**TO DO**. Every line holding the string "деятельности" should be gathered.

**DATA SUPPLIED**.
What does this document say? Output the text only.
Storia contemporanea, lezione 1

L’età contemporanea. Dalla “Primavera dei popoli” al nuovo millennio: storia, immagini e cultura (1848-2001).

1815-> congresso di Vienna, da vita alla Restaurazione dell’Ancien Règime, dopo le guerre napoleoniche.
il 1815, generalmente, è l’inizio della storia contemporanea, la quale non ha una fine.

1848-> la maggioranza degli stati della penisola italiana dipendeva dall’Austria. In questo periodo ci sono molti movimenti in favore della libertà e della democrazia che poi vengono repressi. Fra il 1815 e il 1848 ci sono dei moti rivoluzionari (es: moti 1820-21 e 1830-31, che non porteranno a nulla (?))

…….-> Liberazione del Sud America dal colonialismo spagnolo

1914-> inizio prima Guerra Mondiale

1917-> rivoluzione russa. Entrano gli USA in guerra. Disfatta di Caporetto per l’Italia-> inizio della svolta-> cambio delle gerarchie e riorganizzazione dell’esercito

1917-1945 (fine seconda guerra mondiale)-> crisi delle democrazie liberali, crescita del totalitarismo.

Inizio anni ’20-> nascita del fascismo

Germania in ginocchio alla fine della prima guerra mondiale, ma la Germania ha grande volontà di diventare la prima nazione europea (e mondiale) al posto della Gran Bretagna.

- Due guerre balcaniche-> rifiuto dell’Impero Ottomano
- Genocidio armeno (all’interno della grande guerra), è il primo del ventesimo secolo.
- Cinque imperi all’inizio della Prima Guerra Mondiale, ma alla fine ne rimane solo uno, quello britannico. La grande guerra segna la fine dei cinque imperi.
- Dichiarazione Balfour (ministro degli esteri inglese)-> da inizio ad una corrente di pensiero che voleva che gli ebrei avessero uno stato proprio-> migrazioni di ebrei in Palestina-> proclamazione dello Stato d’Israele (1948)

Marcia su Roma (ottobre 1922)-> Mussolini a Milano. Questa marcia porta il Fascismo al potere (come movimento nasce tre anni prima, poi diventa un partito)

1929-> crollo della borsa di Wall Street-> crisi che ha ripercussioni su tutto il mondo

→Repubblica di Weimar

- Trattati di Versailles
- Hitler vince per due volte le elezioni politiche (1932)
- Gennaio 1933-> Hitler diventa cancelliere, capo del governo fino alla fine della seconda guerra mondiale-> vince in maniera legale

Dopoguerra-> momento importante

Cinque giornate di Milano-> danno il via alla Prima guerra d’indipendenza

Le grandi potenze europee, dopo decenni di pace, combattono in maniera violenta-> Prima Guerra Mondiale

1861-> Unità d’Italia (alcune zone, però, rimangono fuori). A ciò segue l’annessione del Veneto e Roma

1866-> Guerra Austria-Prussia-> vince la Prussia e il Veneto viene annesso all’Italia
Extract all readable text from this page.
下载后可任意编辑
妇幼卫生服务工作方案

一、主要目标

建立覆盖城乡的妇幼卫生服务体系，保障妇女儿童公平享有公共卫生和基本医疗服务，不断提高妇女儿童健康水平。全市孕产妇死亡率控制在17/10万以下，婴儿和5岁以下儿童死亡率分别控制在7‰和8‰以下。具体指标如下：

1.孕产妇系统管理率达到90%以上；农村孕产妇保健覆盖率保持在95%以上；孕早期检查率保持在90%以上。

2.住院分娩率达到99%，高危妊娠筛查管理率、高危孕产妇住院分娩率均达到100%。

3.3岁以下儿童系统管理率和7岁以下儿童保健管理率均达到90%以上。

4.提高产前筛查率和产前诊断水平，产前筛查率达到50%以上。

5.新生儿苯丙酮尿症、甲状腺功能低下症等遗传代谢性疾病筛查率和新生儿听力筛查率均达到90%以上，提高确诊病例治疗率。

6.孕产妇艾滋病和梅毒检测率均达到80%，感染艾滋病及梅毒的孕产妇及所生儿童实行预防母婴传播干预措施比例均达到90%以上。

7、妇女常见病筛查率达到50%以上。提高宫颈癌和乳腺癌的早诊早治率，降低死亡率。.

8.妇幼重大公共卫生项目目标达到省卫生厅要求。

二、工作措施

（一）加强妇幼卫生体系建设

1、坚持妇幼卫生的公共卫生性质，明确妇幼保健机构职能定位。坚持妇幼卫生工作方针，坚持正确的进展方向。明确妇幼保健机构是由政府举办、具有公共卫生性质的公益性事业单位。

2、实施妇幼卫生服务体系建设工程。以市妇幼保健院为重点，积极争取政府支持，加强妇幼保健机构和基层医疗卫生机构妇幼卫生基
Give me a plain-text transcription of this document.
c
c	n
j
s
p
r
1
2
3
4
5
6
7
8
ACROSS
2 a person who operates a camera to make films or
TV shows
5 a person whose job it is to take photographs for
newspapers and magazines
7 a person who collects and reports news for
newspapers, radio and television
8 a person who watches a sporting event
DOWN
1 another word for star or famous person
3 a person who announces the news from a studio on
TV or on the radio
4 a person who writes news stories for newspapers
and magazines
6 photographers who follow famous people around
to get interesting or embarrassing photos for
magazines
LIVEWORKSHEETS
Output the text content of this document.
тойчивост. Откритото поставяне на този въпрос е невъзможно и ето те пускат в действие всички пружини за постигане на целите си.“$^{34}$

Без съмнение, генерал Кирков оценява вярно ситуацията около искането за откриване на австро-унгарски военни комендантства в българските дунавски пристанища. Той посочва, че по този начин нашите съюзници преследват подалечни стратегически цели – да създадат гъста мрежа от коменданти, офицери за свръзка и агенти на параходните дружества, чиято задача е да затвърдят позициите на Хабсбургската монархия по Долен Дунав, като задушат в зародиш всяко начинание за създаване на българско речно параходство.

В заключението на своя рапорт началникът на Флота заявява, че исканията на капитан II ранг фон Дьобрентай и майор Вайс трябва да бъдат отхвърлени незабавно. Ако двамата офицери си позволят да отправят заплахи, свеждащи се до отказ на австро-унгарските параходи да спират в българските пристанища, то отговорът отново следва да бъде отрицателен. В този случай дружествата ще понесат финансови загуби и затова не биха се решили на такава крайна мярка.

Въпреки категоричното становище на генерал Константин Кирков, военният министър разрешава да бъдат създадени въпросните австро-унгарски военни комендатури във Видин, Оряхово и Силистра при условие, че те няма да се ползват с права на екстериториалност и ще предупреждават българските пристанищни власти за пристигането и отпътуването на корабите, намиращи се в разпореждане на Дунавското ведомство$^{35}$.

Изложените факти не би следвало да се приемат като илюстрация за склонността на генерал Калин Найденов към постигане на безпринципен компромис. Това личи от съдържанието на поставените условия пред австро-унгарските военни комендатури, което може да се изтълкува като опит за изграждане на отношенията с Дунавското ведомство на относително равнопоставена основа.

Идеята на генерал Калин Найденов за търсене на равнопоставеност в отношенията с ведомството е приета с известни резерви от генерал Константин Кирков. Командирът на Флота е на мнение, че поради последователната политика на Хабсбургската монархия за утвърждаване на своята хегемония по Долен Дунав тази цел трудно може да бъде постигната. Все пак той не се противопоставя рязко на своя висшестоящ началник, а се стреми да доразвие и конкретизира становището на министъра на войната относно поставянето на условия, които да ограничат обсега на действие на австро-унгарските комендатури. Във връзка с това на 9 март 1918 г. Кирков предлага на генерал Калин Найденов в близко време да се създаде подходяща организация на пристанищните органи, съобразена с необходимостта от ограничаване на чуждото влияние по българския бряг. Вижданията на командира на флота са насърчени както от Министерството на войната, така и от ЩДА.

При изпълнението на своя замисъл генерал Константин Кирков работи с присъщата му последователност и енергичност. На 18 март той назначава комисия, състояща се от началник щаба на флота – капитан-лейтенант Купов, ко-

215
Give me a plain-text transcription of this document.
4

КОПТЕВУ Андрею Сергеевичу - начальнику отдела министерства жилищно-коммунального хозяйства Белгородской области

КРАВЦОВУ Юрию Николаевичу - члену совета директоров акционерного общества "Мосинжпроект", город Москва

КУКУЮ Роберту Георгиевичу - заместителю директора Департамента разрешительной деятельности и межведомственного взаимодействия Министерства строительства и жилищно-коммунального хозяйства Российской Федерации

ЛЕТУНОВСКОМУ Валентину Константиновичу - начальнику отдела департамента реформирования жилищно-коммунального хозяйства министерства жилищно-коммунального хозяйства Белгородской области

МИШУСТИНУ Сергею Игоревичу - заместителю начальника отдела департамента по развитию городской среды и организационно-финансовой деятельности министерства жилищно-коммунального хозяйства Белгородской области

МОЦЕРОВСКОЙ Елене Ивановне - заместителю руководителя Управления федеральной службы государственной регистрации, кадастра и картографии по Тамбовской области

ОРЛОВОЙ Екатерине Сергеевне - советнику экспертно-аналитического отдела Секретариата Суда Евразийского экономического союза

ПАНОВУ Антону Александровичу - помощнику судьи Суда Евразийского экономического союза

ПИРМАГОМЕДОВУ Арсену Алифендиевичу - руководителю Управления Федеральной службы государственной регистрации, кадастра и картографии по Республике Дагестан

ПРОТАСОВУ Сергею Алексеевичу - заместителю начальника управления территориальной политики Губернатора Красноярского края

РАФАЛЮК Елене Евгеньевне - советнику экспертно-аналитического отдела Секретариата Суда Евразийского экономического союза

**RESPONSE**.
КУКУЮ Роберту Георгиевичу - заместителю директора Департамента разрешительной деятельности и межведомственного взаимодействия Министерства строительства и жилищно-коммунального хозяйства Российской Федерации
МИШУСТИНУ Сергею Игоревичу - заместителю начальника отдела департамента по развитию городской среды и организационно-финансовой деятельности министерства жилищно-коммунального хозяйства Белгородской области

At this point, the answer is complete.